> **TASK INSTRUCTIONS**
Reproduce the material below with every "at most" changed to "up to", leaving everything else as it is and omitting the pictures.
## begin ENTRIES SUPPLIED
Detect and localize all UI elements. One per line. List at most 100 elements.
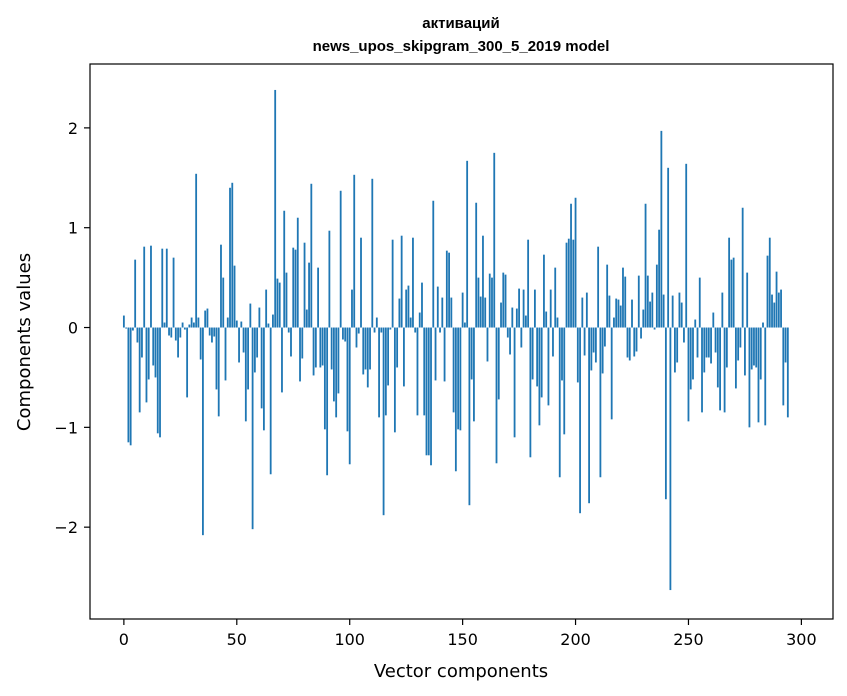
bar-26	[181, 322, 184, 328]
bar-37	[206, 308, 209, 328]
bar-138	[434, 327, 437, 381]
bar-174	[515, 308, 518, 328]
bar-83	[310, 183, 313, 328]
bar-77	[296, 217, 299, 328]
bar-294	[786, 327, 789, 418]
bar-244	[674, 327, 676, 373]
bar-162	[488, 273, 491, 328]
bar-122	[398, 298, 401, 328]
bar-67	[274, 89, 277, 328]
bar-200	[574, 197, 577, 328]
bar-181	[531, 327, 534, 380]
bar-59	[256, 327, 259, 358]
bar-151	[463, 322, 466, 328]
bar-100	[348, 327, 351, 465]
plot-frame	[89, 63, 834, 620]
y-tick-label-4: 2	[68, 119, 78, 138]
bar-169	[504, 274, 507, 328]
bar-152	[466, 160, 469, 328]
bar-222	[624, 276, 627, 328]
bar-21	[170, 327, 173, 338]
bar-154	[470, 327, 473, 380]
bar-259	[707, 327, 710, 358]
bar-238	[660, 130, 663, 328]
bar-55	[247, 327, 249, 390]
bar-164	[493, 152, 496, 328]
bar-268	[728, 237, 731, 328]
bar-175	[518, 288, 520, 328]
chart-title-line-1: активаций	[422, 15, 499, 32]
bar-254	[696, 327, 699, 358]
bar-126	[407, 285, 410, 328]
bar-265	[721, 292, 724, 328]
bar-150	[461, 292, 464, 328]
bar-136	[430, 327, 432, 466]
bar-235	[653, 327, 656, 330]
bar-52	[240, 321, 243, 328]
bar-39	[211, 327, 213, 343]
bar-118	[389, 327, 392, 330]
bar-7	[138, 327, 141, 413]
bar-94	[335, 327, 338, 418]
bar-48	[231, 182, 234, 328]
bar-62	[262, 327, 265, 431]
bar-220	[619, 305, 622, 328]
bar-239	[662, 294, 665, 328]
bar-277	[748, 327, 751, 428]
bar-242	[669, 327, 672, 591]
bar-71	[283, 210, 286, 328]
bar-53	[242, 327, 245, 353]
bar-88	[321, 327, 324, 366]
x-tick-label-6: 300	[786, 630, 817, 649]
bar-237	[658, 229, 661, 328]
bar-149	[459, 327, 462, 431]
bar-173	[513, 327, 516, 438]
bar-34	[199, 327, 202, 360]
bar-103	[355, 327, 358, 348]
bar-216	[610, 327, 613, 420]
bar-248	[683, 327, 685, 343]
bar-280	[755, 327, 758, 368]
bar-232	[646, 275, 649, 328]
bar-260	[710, 327, 712, 364]
bar-225	[631, 299, 633, 328]
bar-159	[482, 235, 484, 328]
bar-72	[285, 272, 288, 328]
bar-272	[737, 327, 740, 361]
bar-137	[432, 200, 435, 328]
bar-12	[150, 245, 152, 328]
bar-166	[497, 327, 500, 400]
bar-141	[441, 297, 444, 328]
bar-89	[323, 327, 326, 430]
bar-285	[766, 255, 769, 328]
bar-91	[328, 230, 331, 328]
bar-81	[305, 309, 308, 328]
bar-176	[520, 327, 523, 348]
bar-44	[222, 277, 225, 328]
bar-289	[775, 271, 778, 328]
bar-31	[192, 322, 195, 328]
bar-146	[452, 327, 455, 413]
bar-2	[127, 327, 130, 443]
bar-165	[495, 327, 498, 464]
bar-115	[382, 327, 385, 516]
bar-10	[145, 327, 148, 403]
bar-210	[597, 246, 600, 328]
bar-46	[226, 317, 229, 328]
bar-17	[161, 248, 164, 328]
bar-207	[590, 327, 593, 371]
bar-224	[628, 327, 631, 361]
bar-140	[439, 327, 441, 333]
bar-147	[454, 327, 457, 472]
bar-178	[524, 315, 527, 328]
bar-58	[253, 327, 256, 373]
bar-278	[750, 327, 753, 370]
bar-40	[213, 327, 216, 337]
bar-3	[129, 327, 132, 446]
bar-240	[664, 327, 667, 500]
bar-198	[570, 203, 572, 328]
bar-9	[143, 246, 146, 328]
bar-214	[606, 264, 609, 328]
bar-273	[739, 327, 742, 348]
bar-61	[260, 327, 263, 409]
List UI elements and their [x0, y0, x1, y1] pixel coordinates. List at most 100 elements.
## end ENTRIES SUPPLIED
> **THE SOLUTION**
Detect and localize all UI elements. One per line. List up to 100 elements.
bar-26	[181, 322, 184, 328]
bar-37	[206, 308, 209, 328]
bar-138	[434, 327, 437, 381]
bar-174	[515, 308, 518, 328]
bar-83	[310, 183, 313, 328]
bar-77	[296, 217, 299, 328]
bar-294	[786, 327, 789, 418]
bar-244	[674, 327, 676, 373]
bar-162	[488, 273, 491, 328]
bar-122	[398, 298, 401, 328]
bar-67	[274, 89, 277, 328]
bar-200	[574, 197, 577, 328]
bar-181	[531, 327, 534, 380]
bar-59	[256, 327, 259, 358]
bar-151	[463, 322, 466, 328]
bar-100	[348, 327, 351, 465]
plot-frame	[89, 63, 834, 620]
y-tick-label-4: 2	[68, 119, 78, 138]
bar-169	[504, 274, 507, 328]
bar-152	[466, 160, 469, 328]
bar-222	[624, 276, 627, 328]
bar-21	[170, 327, 173, 338]
bar-154	[470, 327, 473, 380]
bar-259	[707, 327, 710, 358]
bar-238	[660, 130, 663, 328]
bar-55	[247, 327, 249, 390]
bar-164	[493, 152, 496, 328]
bar-268	[728, 237, 731, 328]
bar-175	[518, 288, 520, 328]
chart-title-line-1: активаций	[422, 15, 499, 32]
bar-254	[696, 327, 699, 358]
bar-126	[407, 285, 410, 328]
bar-265	[721, 292, 724, 328]
bar-150	[461, 292, 464, 328]
bar-136	[430, 327, 432, 466]
bar-235	[653, 327, 656, 330]
bar-52	[240, 321, 243, 328]
bar-39	[211, 327, 213, 343]
bar-118	[389, 327, 392, 330]
bar-7	[138, 327, 141, 413]
bar-94	[335, 327, 338, 418]
bar-48	[231, 182, 234, 328]
bar-62	[262, 327, 265, 431]
bar-220	[619, 305, 622, 328]
bar-239	[662, 294, 665, 328]
bar-277	[748, 327, 751, 428]
bar-242	[669, 327, 672, 591]
bar-71	[283, 210, 286, 328]
bar-53	[242, 327, 245, 353]
bar-88	[321, 327, 324, 366]
x-tick-label-6: 300	[786, 630, 817, 649]
bar-237	[658, 229, 661, 328]
bar-149	[459, 327, 462, 431]
bar-173	[513, 327, 516, 438]
bar-34	[199, 327, 202, 360]
bar-103	[355, 327, 358, 348]
bar-216	[610, 327, 613, 420]
bar-248	[683, 327, 685, 343]
bar-280	[755, 327, 758, 368]
bar-232	[646, 275, 649, 328]
bar-260	[710, 327, 712, 364]
bar-225	[631, 299, 633, 328]
bar-159	[482, 235, 484, 328]
bar-72	[285, 272, 288, 328]
bar-272	[737, 327, 740, 361]
bar-137	[432, 200, 435, 328]
bar-12	[150, 245, 152, 328]
bar-166	[497, 327, 500, 400]
bar-141	[441, 297, 444, 328]
bar-89	[323, 327, 326, 430]
bar-285	[766, 255, 769, 328]
bar-91	[328, 230, 331, 328]
bar-81	[305, 309, 308, 328]
bar-176	[520, 327, 523, 348]
bar-44	[222, 277, 225, 328]
bar-289	[775, 271, 778, 328]
bar-31	[192, 322, 195, 328]
bar-146	[452, 327, 455, 413]
bar-2	[127, 327, 130, 443]
bar-165	[495, 327, 498, 464]
bar-115	[382, 327, 385, 516]
bar-10	[145, 327, 148, 403]
bar-210	[597, 246, 600, 328]
bar-46	[226, 317, 229, 328]
bar-17	[161, 248, 164, 328]
bar-207	[590, 327, 593, 371]
bar-224	[628, 327, 631, 361]
bar-140	[439, 327, 441, 333]
bar-147	[454, 327, 457, 472]
bar-178	[524, 315, 527, 328]
bar-58	[253, 327, 256, 373]
bar-278	[750, 327, 753, 370]
bar-40	[213, 327, 216, 337]
bar-3	[129, 327, 132, 446]
bar-240	[664, 327, 667, 500]
bar-198	[570, 203, 572, 328]
bar-9	[143, 246, 146, 328]
bar-214	[606, 264, 609, 328]
bar-273	[739, 327, 742, 348]
bar-61	[260, 327, 263, 409]
List UI elements and their [x0, y0, x1, y1] pixel coordinates. List up to 100 elements.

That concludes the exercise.